» **PROBLEM STATEMENT**
Will you write out the data exactly, excluding every picture?

Stored data:

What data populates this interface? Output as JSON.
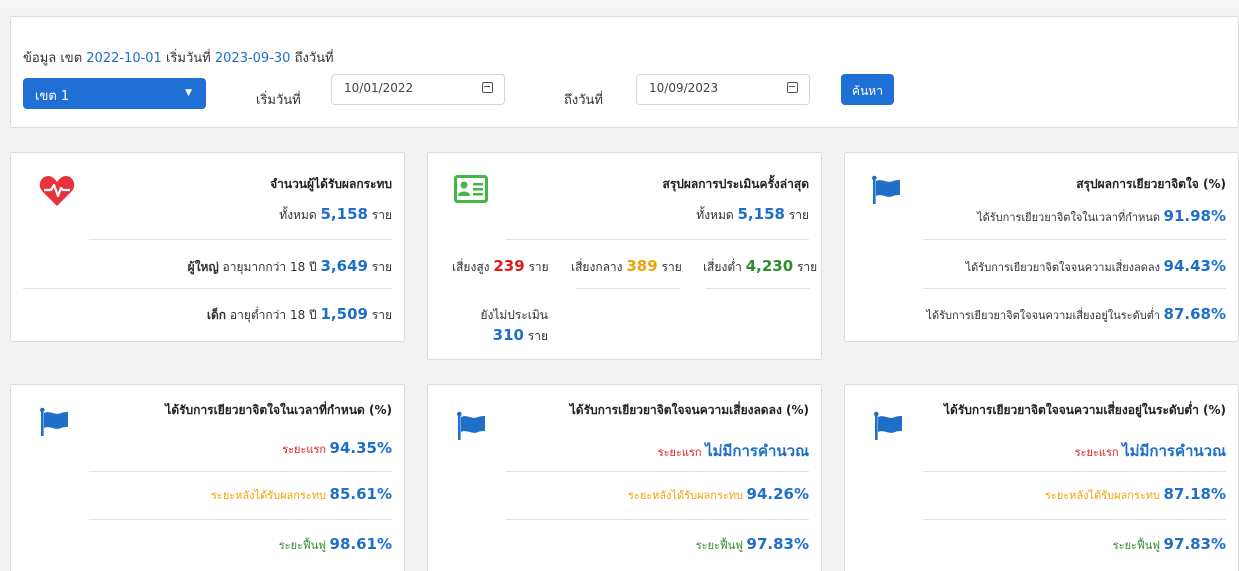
{
  "filter": {
    "summary_prefix": "ข้อมูล เขต",
    "summary_date_from": "2022-10-01",
    "summary_mid": "เริ่มวันที่",
    "summary_date_to": "2023-09-30",
    "summary_suffix": "ถึงวันที่",
    "region_selected": "เขต 1",
    "start_label": "เริ่มวันที่",
    "start_value": "10/01/2022",
    "end_label": "ถึงวันที่",
    "end_value": "10/09/2023",
    "search_label": "ค้นหา"
  },
  "card_affected": {
    "title": "จำนวนผู้ได้รับผลกระทบ",
    "total_label": "ทั้งหมด",
    "total_value": "5,158",
    "unit": "ราย",
    "adult_label": "ผู้ใหญ่",
    "adult_desc": "อายุมากกว่า 18 ปี",
    "adult_value": "3,649",
    "child_label": "เด็ก",
    "child_desc": "อายุต่ำกว่า 18 ปี",
    "child_value": "1,509"
  },
  "card_assessment": {
    "title": "สรุปผลการประเมินครั้งล่าสุด",
    "total_label": "ทั้งหมด",
    "total_value": "5,158",
    "unit": "ราย",
    "high_label": "เสี่ยงสูง",
    "high_value": "239",
    "mid_label": "เสี่ยงกลาง",
    "mid_value": "389",
    "low_label": "เสี่ยงต่ำ",
    "low_value": "4,230",
    "none_label": "ยังไม่ประเมิน",
    "none_value": "310"
  },
  "card_healing": {
    "title": "สรุปผลการเยียวยาจิตใจ (%)",
    "r1_label": "ได้รับการเยียวยาจิตใจในเวลาที่กำหนด",
    "r1_value": "91.98%",
    "r2_label": "ได้รับการเยียวยาจิตใจจนความเสี่ยงลดลง",
    "r2_value": "94.43%",
    "r3_label": "ได้รับการเยียวยาจิตใจจนความเสี่ยงอยู่ในระดับต่ำ",
    "r3_value": "87.68%"
  },
  "card_ontime": {
    "title": "ได้รับการเยียวยาจิตใจในเวลาที่กำหนด (%)",
    "phase1_label": "ระยะแรก",
    "phase1_value": "94.35%",
    "phase2_label": "ระยะหลังได้รับผลกระทบ",
    "phase2_value": "85.61%",
    "phase3_label": "ระยะฟื้นฟู",
    "phase3_value": "98.61%"
  },
  "card_reduced": {
    "title": "ได้รับการเยียวยาจิตใจจนความเสี่ยงลดลง (%)",
    "phase1_label": "ระยะแรก",
    "phase1_value": "ไม่มีการคำนวณ",
    "phase2_label": "ระยะหลังได้รับผลกระทบ",
    "phase2_value": "94.26%",
    "phase3_label": "ระยะฟื้นฟู",
    "phase3_value": "97.83%"
  },
  "card_low": {
    "title": "ได้รับการเยียวยาจิตใจจนความเสี่ยงอยู่ในระดับต่ำ (%)",
    "phase1_label": "ระยะแรก",
    "phase1_value": "ไม่มีการคำนวณ",
    "phase2_label": "ระยะหลังได้รับผลกระทบ",
    "phase2_value": "87.18%",
    "phase3_label": "ระยะฟื้นฟู",
    "phase3_value": "97.83%"
  },
  "icons": {
    "heart": "heart-pulse-icon",
    "id_card": "id-card-icon",
    "flag": "flag-icon"
  },
  "colors": {
    "primary": "#1f6fd6",
    "value_blue": "#1f6fc9",
    "risk_high": "#e31b1b",
    "risk_mid": "#f0a20a",
    "risk_low": "#2e8b2e",
    "heart": "#e8323c",
    "id_card": "#44b649"
  }
}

» **FINISHED TASK**
What data populates this interface? Output as JSON.
{
  "filter": {
    "summary_prefix": "ข้อมูล เขต",
    "summary_date_from": "2022-10-01",
    "summary_mid": "เริ่มวันที่",
    "summary_date_to": "2023-09-30",
    "summary_suffix": "ถึงวันที่",
    "region_selected": "เขต 1",
    "start_label": "เริ่มวันที่",
    "start_value": "10/01/2022",
    "end_label": "ถึงวันที่",
    "end_value": "10/09/2023",
    "search_label": "ค้นหา"
  },
  "card_affected": {
    "title": "จำนวนผู้ได้รับผลกระทบ",
    "total_label": "ทั้งหมด",
    "total_value": "5,158",
    "unit": "ราย",
    "adult_label": "ผู้ใหญ่",
    "adult_desc": "อายุมากกว่า 18 ปี",
    "adult_value": "3,649",
    "child_label": "เด็ก",
    "child_desc": "อายุต่ำกว่า 18 ปี",
    "child_value": "1,509"
  },
  "card_assessment": {
    "title": "สรุปผลการประเมินครั้งล่าสุด",
    "total_label": "ทั้งหมด",
    "total_value": "5,158",
    "unit": "ราย",
    "high_label": "เสี่ยงสูง",
    "high_value": "239",
    "mid_label": "เสี่ยงกลาง",
    "mid_value": "389",
    "low_label": "เสี่ยงต่ำ",
    "low_value": "4,230",
    "none_label": "ยังไม่ประเมิน",
    "none_value": "310"
  },
  "card_healing": {
    "title": "สรุปผลการเยียวยาจิตใจ (%)",
    "r1_label": "ได้รับการเยียวยาจิตใจในเวลาที่กำหนด",
    "r1_value": "91.98%",
    "r2_label": "ได้รับการเยียวยาจิตใจจนความเสี่ยงลดลง",
    "r2_value": "94.43%",
    "r3_label": "ได้รับการเยียวยาจิตใจจนความเสี่ยงอยู่ในระดับต่ำ",
    "r3_value": "87.68%"
  },
  "card_ontime": {
    "title": "ได้รับการเยียวยาจิตใจในเวลาที่กำหนด (%)",
    "phase1_label": "ระยะแรก",
    "phase1_value": "94.35%",
    "phase2_label": "ระยะหลังได้รับผลกระทบ",
    "phase2_value": "85.61%",
    "phase3_label": "ระยะฟื้นฟู",
    "phase3_value": "98.61%"
  },
  "card_reduced": {
    "title": "ได้รับการเยียวยาจิตใจจนความเสี่ยงลดลง (%)",
    "phase1_label": "ระยะแรก",
    "phase1_value": "ไม่มีการคำนวณ",
    "phase2_label": "ระยะหลังได้รับผลกระทบ",
    "phase2_value": "94.26%",
    "phase3_label": "ระยะฟื้นฟู",
    "phase3_value": "97.83%"
  },
  "card_low": {
    "title": "ได้รับการเยียวยาจิตใจจนความเสี่ยงอยู่ในระดับต่ำ (%)",
    "phase1_label": "ระยะแรก",
    "phase1_value": "ไม่มีการคำนวณ",
    "phase2_label": "ระยะหลังได้รับผลกระทบ",
    "phase2_value": "87.18%",
    "phase3_label": "ระยะฟื้นฟู",
    "phase3_value": "97.83%"
  },
  "icons": {
    "heart": "heart-pulse-icon",
    "id_card": "id-card-icon",
    "flag": "flag-icon"
  },
  "colors": {
    "primary": "#1f6fd6",
    "value_blue": "#1f6fc9",
    "risk_high": "#e31b1b",
    "risk_mid": "#f0a20a",
    "risk_low": "#2e8b2e",
    "heart": "#e8323c",
    "id_card": "#44b649"
  }
}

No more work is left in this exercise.